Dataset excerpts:
————————

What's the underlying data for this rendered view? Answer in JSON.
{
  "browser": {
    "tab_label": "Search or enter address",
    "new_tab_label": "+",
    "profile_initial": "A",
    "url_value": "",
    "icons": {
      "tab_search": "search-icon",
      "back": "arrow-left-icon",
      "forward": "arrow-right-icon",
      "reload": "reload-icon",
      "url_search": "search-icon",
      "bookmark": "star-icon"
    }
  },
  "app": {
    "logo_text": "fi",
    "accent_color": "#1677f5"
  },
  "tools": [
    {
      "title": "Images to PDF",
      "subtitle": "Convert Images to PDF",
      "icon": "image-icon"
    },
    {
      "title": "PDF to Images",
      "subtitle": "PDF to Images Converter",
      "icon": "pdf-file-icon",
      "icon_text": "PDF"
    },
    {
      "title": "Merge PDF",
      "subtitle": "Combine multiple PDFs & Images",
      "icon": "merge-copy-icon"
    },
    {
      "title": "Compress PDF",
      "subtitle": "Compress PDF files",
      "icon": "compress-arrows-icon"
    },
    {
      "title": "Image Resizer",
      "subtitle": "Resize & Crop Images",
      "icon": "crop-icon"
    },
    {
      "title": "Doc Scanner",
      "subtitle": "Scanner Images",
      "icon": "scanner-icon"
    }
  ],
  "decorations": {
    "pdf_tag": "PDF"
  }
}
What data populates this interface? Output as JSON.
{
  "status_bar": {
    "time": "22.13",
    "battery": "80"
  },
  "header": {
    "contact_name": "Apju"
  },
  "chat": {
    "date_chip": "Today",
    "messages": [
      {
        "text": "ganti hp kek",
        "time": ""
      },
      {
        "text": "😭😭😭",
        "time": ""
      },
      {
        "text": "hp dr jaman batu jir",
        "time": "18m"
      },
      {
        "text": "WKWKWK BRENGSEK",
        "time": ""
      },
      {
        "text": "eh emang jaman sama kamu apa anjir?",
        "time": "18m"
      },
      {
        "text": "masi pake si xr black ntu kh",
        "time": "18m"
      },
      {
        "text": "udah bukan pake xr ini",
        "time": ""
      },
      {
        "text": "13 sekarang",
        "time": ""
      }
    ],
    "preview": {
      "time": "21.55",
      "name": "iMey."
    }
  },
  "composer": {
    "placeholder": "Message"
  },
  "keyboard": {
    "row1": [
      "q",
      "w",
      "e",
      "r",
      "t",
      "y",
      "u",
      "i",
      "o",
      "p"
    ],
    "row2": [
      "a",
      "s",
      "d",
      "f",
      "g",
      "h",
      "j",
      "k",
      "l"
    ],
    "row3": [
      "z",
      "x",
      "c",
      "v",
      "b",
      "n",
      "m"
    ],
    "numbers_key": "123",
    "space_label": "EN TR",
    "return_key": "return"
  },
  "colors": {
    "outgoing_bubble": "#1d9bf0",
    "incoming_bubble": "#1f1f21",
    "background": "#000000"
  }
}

————————

*Exercise objective:* Determine how many lines in the listing above hold the word "pake", answering with the number only.

*Answer to the task:* 2